ENTRIES PROVIDED:
----

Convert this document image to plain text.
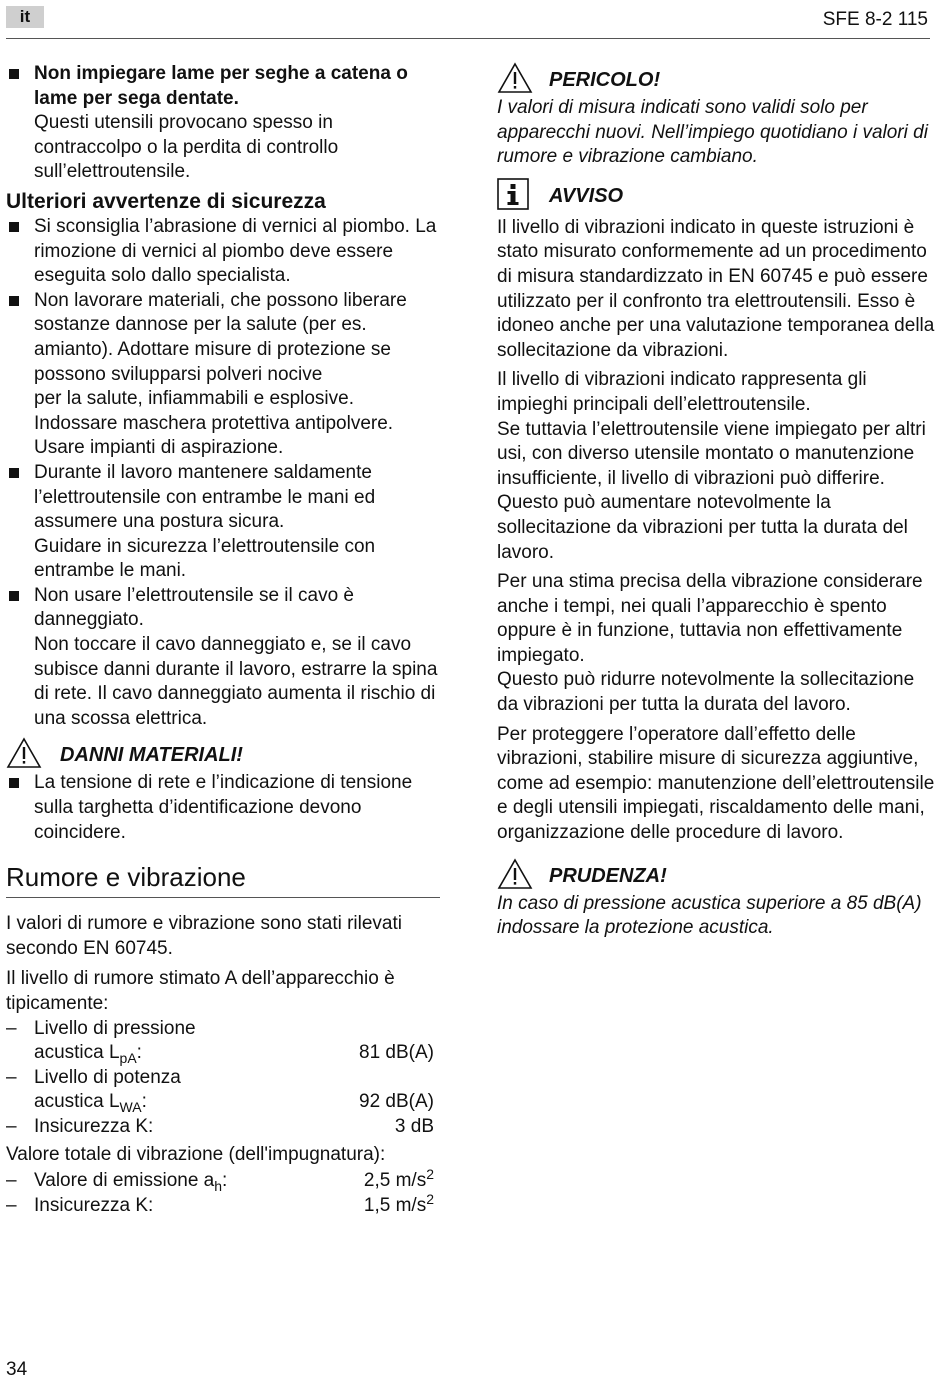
it	SFE 8-2 115
Non impiegare lame per seghe a catena o lame per sega dentate.
Questi utensili provocano spesso in contraccolpo o la perdita di controllo sull’elettroutensile.
Ulteriori avvertenze di sicurezza
Si sconsiglia l’abrasione di vernici al piombo. La rimozione di vernici al piombo deve essere eseguita solo dallo specialista.
Non lavorare materiali, che possono liberare sostanze dannose per la salute (per es. amianto). Adottare misure di protezione se possono svilupparsi polveri nocive
per la salute, infiammabili e esplosive.
Indossare maschera protettiva antipolvere. Usare impianti di aspirazione.
Durante il lavoro mantenere saldamente l’elettroutensile con entrambe le mani ed assumere una postura sicura.
Guidare in sicurezza l’elettroutensile con entrambe le mani.
Non usare l’elettroutensile se il cavo è danneggiato.
Non toccare il cavo danneggiato e, se il cavo subisce danni durante il lavoro, estrarre la spina di rete. Il cavo danneggiato aumenta il rischio di una scossa elettrica.
DANNI MATERIALI!
La tensione di rete e l’indicazione di tensione sulla targhetta d’identificazione devono coincidere.
Rumore e vibrazione
I valori di rumore e vibrazione sono stati rilevati secondo EN 60745.
Il livello di rumore stimato A dell’apparecchio è tipicamente:
– Livello di pressione
acustica $L_{pA}$:	81 dB(A)
– Livello di potenza
acustica $L_{WA}$:	92 dB(A)
– Insicurezza K:	3 dB
Valore totale di vibrazione (dell'impugnatura):
– Valore di emissione $a_h$:	2,5 $m/s^2$
– Insicurezza K:	1,5 $m/s^2$
PERICOLO!
I valori di misura indicati sono validi solo per apparecchi nuovi. Nell’impiego quotidiano i valori di rumore e vibrazione cambiano.
AVVISO
Il livello di vibrazioni indicato in queste istruzioni è stato misurato conformemente ad un procedimento di misura standardizzato in EN 60745 e può essere utilizzato per il confronto tra elettroutensili. Esso è idoneo anche per una valutazione temporanea della sollecitazione da vibrazioni.
Il livello di vibrazioni indicato rappresenta gli impieghi principali dell’elettroutensile.
Se tuttavia l’elettroutensile viene impiegato per altri usi, con diverso utensile montato o manutenzione insufficiente, il livello di vibrazioni può differire. Questo può aumentare notevolmente la sollecitazione da vibrazioni per tutta la durata del lavoro.
Per una stima precisa della vibrazione considerare anche i tempi, nei quali l’apparecchio è spento oppure è in funzione, tuttavia non effettivamente impiegato.
Questo può ridurre notevolmente la sollecitazione da vibrazioni per tutta la durata del lavoro.
Per proteggere l’operatore dall’effetto delle vibrazioni, stabilire misure di sicurezza aggiuntive, come ad esempio: manutenzione dell’elettroutensile e degli utensili impiegati, riscaldamento delle mani, organizzazione delle procedure di lavoro.
PRUDENZA!
In caso di pressione acustica superiore a 85 dB(A) indossare la protezione acustica.
34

----

REQUIREMENT: Transcribe all of the entries word for word, but skip any pictures they contain.

TASK RESULT:
Convert this document image to plain text.
it	SFE 8-2 115
Non impiegare lame per seghe a catena o lame per sega dentate.
Questi utensili provocano spesso in contraccolpo o la perdita di controllo sull’elettroutensile.
Ulteriori avvertenze di sicurezza
Si sconsiglia l’abrasione di vernici al piombo. La rimozione di vernici al piombo deve essere eseguita solo dallo specialista.
Non lavorare materiali, che possono liberare sostanze dannose per la salute (per es. amianto). Adottare misure di protezione se possono svilupparsi polveri nocive
per la salute, infiammabili e esplosive.
Indossare maschera protettiva antipolvere. Usare impianti di aspirazione.
Durante il lavoro mantenere saldamente l’elettroutensile con entrambe le mani ed assumere una postura sicura.
Guidare in sicurezza l’elettroutensile con entrambe le mani.
Non usare l’elettroutensile se il cavo è danneggiato.
Non toccare il cavo danneggiato e, se il cavo subisce danni durante il lavoro, estrarre la spina di rete. Il cavo danneggiato aumenta il rischio di una scossa elettrica.
DANNI MATERIALI!
La tensione di rete e l’indicazione di tensione sulla targhetta d’identificazione devono coincidere.
Rumore e vibrazione
I valori di rumore e vibrazione sono stati rilevati secondo EN 60745.
Il livello di rumore stimato A dell’apparecchio è tipicamente:
– Livello di pressione
acustica $L_{pA}$:	81 dB(A)
– Livello di potenza
acustica $L_{WA}$:	92 dB(A)
– Insicurezza K:	3 dB
Valore totale di vibrazione (dell'impugnatura):
– Valore di emissione $a_h$:	2,5 $m/s^2$
– Insicurezza K:	1,5 $m/s^2$
PERICOLO!
I valori di misura indicati sono validi solo per apparecchi nuovi. Nell’impiego quotidiano i valori di rumore e vibrazione cambiano.
AVVISO
Il livello di vibrazioni indicato in queste istruzioni è stato misurato conformemente ad un procedimento di misura standardizzato in EN 60745 e può essere utilizzato per il confronto tra elettroutensili. Esso è idoneo anche per una valutazione temporanea della sollecitazione da vibrazioni.
Il livello di vibrazioni indicato rappresenta gli impieghi principali dell’elettroutensile.
Se tuttavia l’elettroutensile viene impiegato per altri usi, con diverso utensile montato o manutenzione insufficiente, il livello di vibrazioni può differire. Questo può aumentare notevolmente la sollecitazione da vibrazioni per tutta la durata del lavoro.
Per una stima precisa della vibrazione considerare anche i tempi, nei quali l’apparecchio è spento oppure è in funzione, tuttavia non effettivamente impiegato.
Questo può ridurre notevolmente la sollecitazione da vibrazioni per tutta la durata del lavoro.
Per proteggere l’operatore dall’effetto delle vibrazioni, stabilire misure di sicurezza aggiuntive, come ad esempio: manutenzione dell’elettroutensile e degli utensili impiegati, riscaldamento delle mani, organizzazione delle procedure di lavoro.
PRUDENZA!
In caso di pressione acustica superiore a 85 dB(A) indossare la protezione acustica.
34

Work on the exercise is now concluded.